Reproduce all of the listing below without alteration.

○ ○ ○ ○ ○

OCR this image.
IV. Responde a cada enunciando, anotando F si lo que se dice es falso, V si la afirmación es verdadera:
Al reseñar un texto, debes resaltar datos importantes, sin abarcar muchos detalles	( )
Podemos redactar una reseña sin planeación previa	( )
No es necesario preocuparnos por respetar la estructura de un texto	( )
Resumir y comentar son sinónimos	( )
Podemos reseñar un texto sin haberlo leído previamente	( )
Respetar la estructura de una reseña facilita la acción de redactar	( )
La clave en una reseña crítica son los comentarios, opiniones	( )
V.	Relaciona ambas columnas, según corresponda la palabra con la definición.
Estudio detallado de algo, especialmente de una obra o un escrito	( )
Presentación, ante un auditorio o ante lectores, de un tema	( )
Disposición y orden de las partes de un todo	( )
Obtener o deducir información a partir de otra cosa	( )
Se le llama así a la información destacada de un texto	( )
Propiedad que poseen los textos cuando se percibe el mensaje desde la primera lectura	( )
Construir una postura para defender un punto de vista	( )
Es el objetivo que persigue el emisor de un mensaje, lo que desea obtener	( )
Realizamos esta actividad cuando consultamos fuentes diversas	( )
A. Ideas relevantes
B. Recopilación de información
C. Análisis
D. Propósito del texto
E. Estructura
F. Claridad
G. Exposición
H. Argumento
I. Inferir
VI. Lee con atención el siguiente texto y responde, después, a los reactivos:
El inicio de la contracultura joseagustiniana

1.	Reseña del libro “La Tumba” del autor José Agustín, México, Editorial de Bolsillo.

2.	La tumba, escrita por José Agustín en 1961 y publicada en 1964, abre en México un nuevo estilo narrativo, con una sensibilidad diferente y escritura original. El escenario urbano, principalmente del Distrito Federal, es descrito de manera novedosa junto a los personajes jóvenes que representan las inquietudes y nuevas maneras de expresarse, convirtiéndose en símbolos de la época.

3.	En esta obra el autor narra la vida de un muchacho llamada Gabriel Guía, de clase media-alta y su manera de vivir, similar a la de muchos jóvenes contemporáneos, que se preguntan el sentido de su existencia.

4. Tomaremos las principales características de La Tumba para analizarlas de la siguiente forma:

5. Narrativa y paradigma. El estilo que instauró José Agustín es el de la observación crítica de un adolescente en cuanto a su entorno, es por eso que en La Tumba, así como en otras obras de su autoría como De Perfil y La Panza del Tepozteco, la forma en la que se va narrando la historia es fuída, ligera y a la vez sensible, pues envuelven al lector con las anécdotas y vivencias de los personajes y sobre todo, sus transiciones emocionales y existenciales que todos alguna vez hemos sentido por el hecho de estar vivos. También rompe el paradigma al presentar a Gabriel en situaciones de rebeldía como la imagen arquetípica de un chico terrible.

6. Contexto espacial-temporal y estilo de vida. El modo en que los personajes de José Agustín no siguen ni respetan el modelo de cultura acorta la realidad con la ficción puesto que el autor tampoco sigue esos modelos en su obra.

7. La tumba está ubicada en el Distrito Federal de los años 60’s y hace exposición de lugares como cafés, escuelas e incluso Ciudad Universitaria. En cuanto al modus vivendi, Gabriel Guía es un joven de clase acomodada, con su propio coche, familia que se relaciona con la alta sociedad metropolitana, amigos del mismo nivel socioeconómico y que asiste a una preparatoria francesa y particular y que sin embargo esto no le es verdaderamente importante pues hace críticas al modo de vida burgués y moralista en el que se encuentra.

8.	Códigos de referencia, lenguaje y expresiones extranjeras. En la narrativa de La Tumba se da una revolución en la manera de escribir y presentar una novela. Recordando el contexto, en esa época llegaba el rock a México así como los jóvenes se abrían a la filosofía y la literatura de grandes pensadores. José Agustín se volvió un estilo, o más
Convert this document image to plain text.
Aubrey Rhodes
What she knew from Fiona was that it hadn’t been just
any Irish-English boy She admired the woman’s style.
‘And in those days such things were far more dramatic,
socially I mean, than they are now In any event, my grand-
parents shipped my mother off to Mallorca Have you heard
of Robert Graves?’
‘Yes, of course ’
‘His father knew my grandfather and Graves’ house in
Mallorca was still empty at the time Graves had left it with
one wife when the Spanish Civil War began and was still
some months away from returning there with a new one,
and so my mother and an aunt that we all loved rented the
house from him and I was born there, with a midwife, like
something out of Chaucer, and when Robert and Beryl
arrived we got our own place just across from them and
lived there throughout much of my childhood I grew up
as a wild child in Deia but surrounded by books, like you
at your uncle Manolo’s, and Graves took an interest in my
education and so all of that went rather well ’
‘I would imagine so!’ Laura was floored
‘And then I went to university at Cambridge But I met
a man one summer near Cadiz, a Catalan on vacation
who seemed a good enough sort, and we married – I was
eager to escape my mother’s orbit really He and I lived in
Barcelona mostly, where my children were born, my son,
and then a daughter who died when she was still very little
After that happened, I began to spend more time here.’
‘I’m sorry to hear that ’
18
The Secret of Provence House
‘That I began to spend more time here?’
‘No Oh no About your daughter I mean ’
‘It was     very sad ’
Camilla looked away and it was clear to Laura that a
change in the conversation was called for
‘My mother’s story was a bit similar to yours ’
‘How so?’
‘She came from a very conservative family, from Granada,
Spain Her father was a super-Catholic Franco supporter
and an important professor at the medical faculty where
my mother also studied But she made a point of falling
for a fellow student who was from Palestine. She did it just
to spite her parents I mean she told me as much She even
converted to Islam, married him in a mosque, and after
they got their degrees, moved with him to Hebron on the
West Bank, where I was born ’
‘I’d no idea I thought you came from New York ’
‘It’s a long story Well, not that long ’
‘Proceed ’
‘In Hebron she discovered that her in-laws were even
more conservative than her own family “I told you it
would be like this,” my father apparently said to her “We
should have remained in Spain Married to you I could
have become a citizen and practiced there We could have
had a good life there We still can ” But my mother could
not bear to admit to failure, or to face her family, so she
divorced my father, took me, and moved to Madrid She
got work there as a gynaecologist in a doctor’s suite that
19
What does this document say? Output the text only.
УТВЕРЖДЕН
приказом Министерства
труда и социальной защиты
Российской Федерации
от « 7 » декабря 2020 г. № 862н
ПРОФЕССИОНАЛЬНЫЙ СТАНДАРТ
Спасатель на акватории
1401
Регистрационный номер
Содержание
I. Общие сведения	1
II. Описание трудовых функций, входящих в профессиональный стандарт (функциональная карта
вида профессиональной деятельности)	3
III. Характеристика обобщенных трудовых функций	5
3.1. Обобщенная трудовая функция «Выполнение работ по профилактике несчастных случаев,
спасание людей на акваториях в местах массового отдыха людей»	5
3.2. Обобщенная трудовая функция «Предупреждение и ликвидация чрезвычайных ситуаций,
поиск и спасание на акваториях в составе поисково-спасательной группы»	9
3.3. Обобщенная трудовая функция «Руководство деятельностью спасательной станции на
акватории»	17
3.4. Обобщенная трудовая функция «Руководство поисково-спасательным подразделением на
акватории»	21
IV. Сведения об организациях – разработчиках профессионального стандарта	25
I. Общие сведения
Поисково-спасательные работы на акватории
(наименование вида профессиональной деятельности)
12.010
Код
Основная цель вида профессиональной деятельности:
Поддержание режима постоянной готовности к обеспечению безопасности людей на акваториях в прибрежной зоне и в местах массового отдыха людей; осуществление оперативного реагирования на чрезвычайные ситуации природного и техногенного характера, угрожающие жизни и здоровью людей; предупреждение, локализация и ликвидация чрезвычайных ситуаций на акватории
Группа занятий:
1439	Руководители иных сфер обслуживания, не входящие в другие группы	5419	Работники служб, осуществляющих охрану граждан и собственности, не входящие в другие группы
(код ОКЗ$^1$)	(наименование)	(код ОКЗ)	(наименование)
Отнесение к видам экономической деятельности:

○ ○ ○ ○ ○

## FULL RESPONSE
OCR this image.
IV. Responde a cada enunciando, anotando F si lo que se dice es falso, V si la afirmación es verdadera:
Al reseñar un texto, debes resaltar datos importantes, sin abarcar muchos detalles	( )
Podemos redactar una reseña sin planeación previa	( )
No es necesario preocuparnos por respetar la estructura de un texto	( )
Resumir y comentar son sinónimos	( )
Podemos reseñar un texto sin haberlo leído previamente	( )
Respetar la estructura de una reseña facilita la acción de redactar	( )
La clave en una reseña crítica son los comentarios, opiniones	( )
V.	Relaciona ambas columnas, según corresponda la palabra con la definición.
Estudio detallado de algo, especialmente de una obra o un escrito	( )
Presentación, ante un auditorio o ante lectores, de un tema	( )
Disposición y orden de las partes de un todo	( )
Obtener o deducir información a partir de otra cosa	( )
Se le llama así a la información destacada de un texto	( )
Propiedad que poseen los textos cuando se percibe el mensaje desde la primera lectura	( )
Construir una postura para defender un punto de vista	( )
Es el objetivo que persigue el emisor de un mensaje, lo que desea obtener	( )
Realizamos esta actividad cuando consultamos fuentes diversas	( )
A. Ideas relevantes
B. Recopilación de información
C. Análisis
D. Propósito del texto
E. Estructura
F. Claridad
G. Exposición
H. Argumento
I. Inferir
VI. Lee con atención el siguiente texto y responde, después, a los reactivos:
El inicio de la contracultura joseagustiniana

1.	Reseña del libro “La Tumba” del autor José Agustín, México, Editorial de Bolsillo.

2.	La tumba, escrita por José Agustín en 1961 y publicada en 1964, abre en México un nuevo estilo narrativo, con una sensibilidad diferente y escritura original. El escenario urbano, principalmente del Distrito Federal, es descrito de manera novedosa junto a los personajes jóvenes que representan las inquietudes y nuevas maneras de expresarse, convirtiéndose en símbolos de la época.

3.	En esta obra el autor narra la vida de un muchacho llamada Gabriel Guía, de clase media-alta y su manera de vivir, similar a la de muchos jóvenes contemporáneos, que se preguntan el sentido de su existencia.

4. Tomaremos las principales características de La Tumba para analizarlas de la siguiente forma:

5. Narrativa y paradigma. El estilo que instauró José Agustín es el de la observación crítica de un adolescente en cuanto a su entorno, es por eso que en La Tumba, así como en otras obras de su autoría como De Perfil y La Panza del Tepozteco, la forma en la que se va narrando la historia es fuída, ligera y a la vez sensible, pues envuelven al lector con las anécdotas y vivencias de los personajes y sobre todo, sus transiciones emocionales y existenciales que todos alguna vez hemos sentido por el hecho de estar vivos. También rompe el paradigma al presentar a Gabriel en situaciones de rebeldía como la imagen arquetípica de un chico terrible.

6. Contexto espacial-temporal y estilo de vida. El modo en que los personajes de José Agustín no siguen ni respetan el modelo de cultura acorta la realidad con la ficción puesto que el autor tampoco sigue esos modelos en su obra.

7. La tumba está ubicada en el Distrito Federal de los años 60’s y hace exposición de lugares como cafés, escuelas e incluso Ciudad Universitaria. En cuanto al modus vivendi, Gabriel Guía es un joven de clase acomodada, con su propio coche, familia que se relaciona con la alta sociedad metropolitana, amigos del mismo nivel socioeconómico y que asiste a una preparatoria francesa y particular y que sin embargo esto no le es verdaderamente importante pues hace críticas al modo de vida burgués y moralista en el que se encuentra.

8.	Códigos de referencia, lenguaje y expresiones extranjeras. En la narrativa de La Tumba se da una revolución en la manera de escribir y presentar una novela. Recordando el contexto, en esa época llegaba el rock a México así como los jóvenes se abrían a la filosofía y la literatura de grandes pensadores. José Agustín se volvió un estilo, o más
Convert this document image to plain text.
Aubrey Rhodes
What she knew from Fiona was that it hadn’t been just
any Irish-English boy She admired the woman’s style.
‘And in those days such things were far more dramatic,
socially I mean, than they are now In any event, my grand-
parents shipped my mother off to Mallorca Have you heard
of Robert Graves?’
‘Yes, of course ’
‘His father knew my grandfather and Graves’ house in
Mallorca was still empty at the time Graves had left it with
one wife when the Spanish Civil War began and was still
some months away from returning there with a new one,
and so my mother and an aunt that we all loved rented the
house from him and I was born there, with a midwife, like
something out of Chaucer, and when Robert and Beryl
arrived we got our own place just across from them and
lived there throughout much of my childhood I grew up
as a wild child in Deia but surrounded by books, like you
at your uncle Manolo’s, and Graves took an interest in my
education and so all of that went rather well ’
‘I would imagine so!’ Laura was floored
‘And then I went to university at Cambridge But I met
a man one summer near Cadiz, a Catalan on vacation
who seemed a good enough sort, and we married – I was
eager to escape my mother’s orbit really He and I lived in
Barcelona mostly, where my children were born, my son,
and then a daughter who died when she was still very little
After that happened, I began to spend more time here.’
‘I’m sorry to hear that ’
18
The Secret of Provence House
‘That I began to spend more time here?’
‘No Oh no About your daughter I mean ’
‘It was     very sad ’
Camilla looked away and it was clear to Laura that a
change in the conversation was called for
‘My mother’s story was a bit similar to yours ’
‘How so?’
‘She came from a very conservative family, from Granada,
Spain Her father was a super-Catholic Franco supporter
and an important professor at the medical faculty where
my mother also studied But she made a point of falling
for a fellow student who was from Palestine. She did it just
to spite her parents I mean she told me as much She even
converted to Islam, married him in a mosque, and after
they got their degrees, moved with him to Hebron on the
West Bank, where I was born ’
‘I’d no idea I thought you came from New York ’
‘It’s a long story Well, not that long ’
‘Proceed ’
‘In Hebron she discovered that her in-laws were even
more conservative than her own family “I told you it
would be like this,” my father apparently said to her “We
should have remained in Spain Married to you I could
have become a citizen and practiced there We could have
had a good life there We still can ” But my mother could
not bear to admit to failure, or to face her family, so she
divorced my father, took me, and moved to Madrid She
got work there as a gynaecologist in a doctor’s suite that
19
What does this document say? Output the text only.
УТВЕРЖДЕН
приказом Министерства
труда и социальной защиты
Российской Федерации
от « 7 » декабря 2020 г. № 862н
ПРОФЕССИОНАЛЬНЫЙ СТАНДАРТ
Спасатель на акватории
1401
Регистрационный номер
Содержание
I. Общие сведения	1
II. Описание трудовых функций, входящих в профессиональный стандарт (функциональная карта
вида профессиональной деятельности)	3
III. Характеристика обобщенных трудовых функций	5
3.1. Обобщенная трудовая функция «Выполнение работ по профилактике несчастных случаев,
спасание людей на акваториях в местах массового отдыха людей»	5
3.2. Обобщенная трудовая функция «Предупреждение и ликвидация чрезвычайных ситуаций,
поиск и спасание на акваториях в составе поисково-спасательной группы»	9
3.3. Обобщенная трудовая функция «Руководство деятельностью спасательной станции на
акватории»	17
3.4. Обобщенная трудовая функция «Руководство поисково-спасательным подразделением на
акватории»	21
IV. Сведения об организациях – разработчиках профессионального стандарта	25
I. Общие сведения
Поисково-спасательные работы на акватории
(наименование вида профессиональной деятельности)
12.010
Код
Основная цель вида профессиональной деятельности:
Поддержание режима постоянной готовности к обеспечению безопасности людей на акваториях в прибрежной зоне и в местах массового отдыха людей; осуществление оперативного реагирования на чрезвычайные ситуации природного и техногенного характера, угрожающие жизни и здоровью людей; предупреждение, локализация и ликвидация чрезвычайных ситуаций на акватории
Группа занятий:
1439	Руководители иных сфер обслуживания, не входящие в другие группы	5419	Работники служб, осуществляющих охрану граждан и собственности, не входящие в другие группы
(код ОКЗ$^1$)	(наименование)	(код ОКЗ)	(наименование)
Отнесение к видам экономической деятельности:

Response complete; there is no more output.